%%

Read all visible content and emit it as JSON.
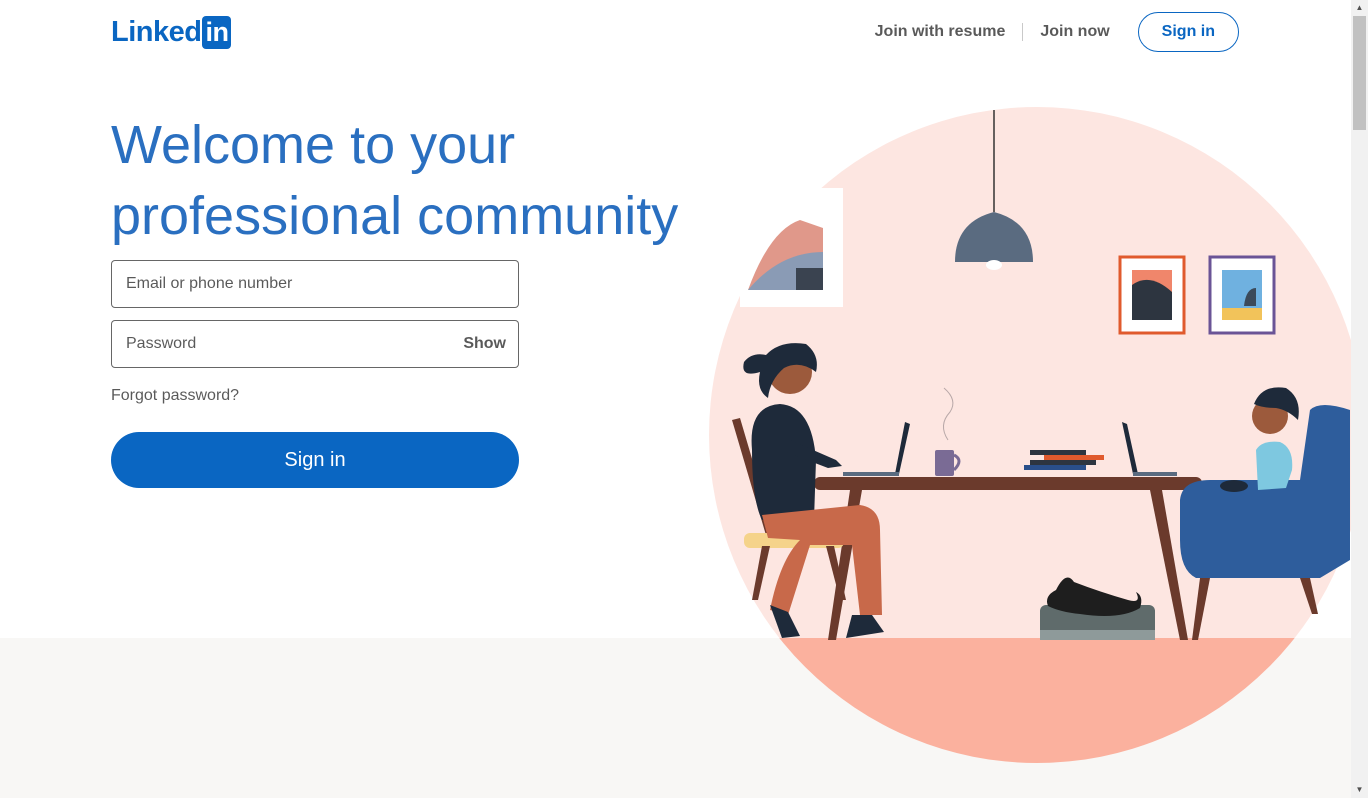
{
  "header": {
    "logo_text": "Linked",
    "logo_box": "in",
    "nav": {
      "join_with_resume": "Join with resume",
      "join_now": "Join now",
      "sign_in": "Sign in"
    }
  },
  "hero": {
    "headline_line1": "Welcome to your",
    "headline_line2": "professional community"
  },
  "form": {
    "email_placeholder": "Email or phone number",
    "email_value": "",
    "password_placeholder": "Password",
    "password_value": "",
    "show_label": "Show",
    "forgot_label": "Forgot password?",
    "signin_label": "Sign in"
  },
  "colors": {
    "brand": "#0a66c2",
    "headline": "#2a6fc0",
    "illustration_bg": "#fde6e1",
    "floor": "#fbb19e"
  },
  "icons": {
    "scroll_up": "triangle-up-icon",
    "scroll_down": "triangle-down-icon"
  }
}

%%

GOAL
Every entry above needs to be retyped exactly; drop the pictures.

RESPONSE
Read all visible content and emit it as JSON.
{
  "header": {
    "logo_text": "Linked",
    "logo_box": "in",
    "nav": {
      "join_with_resume": "Join with resume",
      "join_now": "Join now",
      "sign_in": "Sign in"
    }
  },
  "hero": {
    "headline_line1": "Welcome to your",
    "headline_line2": "professional community"
  },
  "form": {
    "email_placeholder": "Email or phone number",
    "email_value": "",
    "password_placeholder": "Password",
    "password_value": "",
    "show_label": "Show",
    "forgot_label": "Forgot password?",
    "signin_label": "Sign in"
  },
  "colors": {
    "brand": "#0a66c2",
    "headline": "#2a6fc0",
    "illustration_bg": "#fde6e1",
    "floor": "#fbb19e"
  },
  "icons": {
    "scroll_up": "triangle-up-icon",
    "scroll_down": "triangle-down-icon"
  }
}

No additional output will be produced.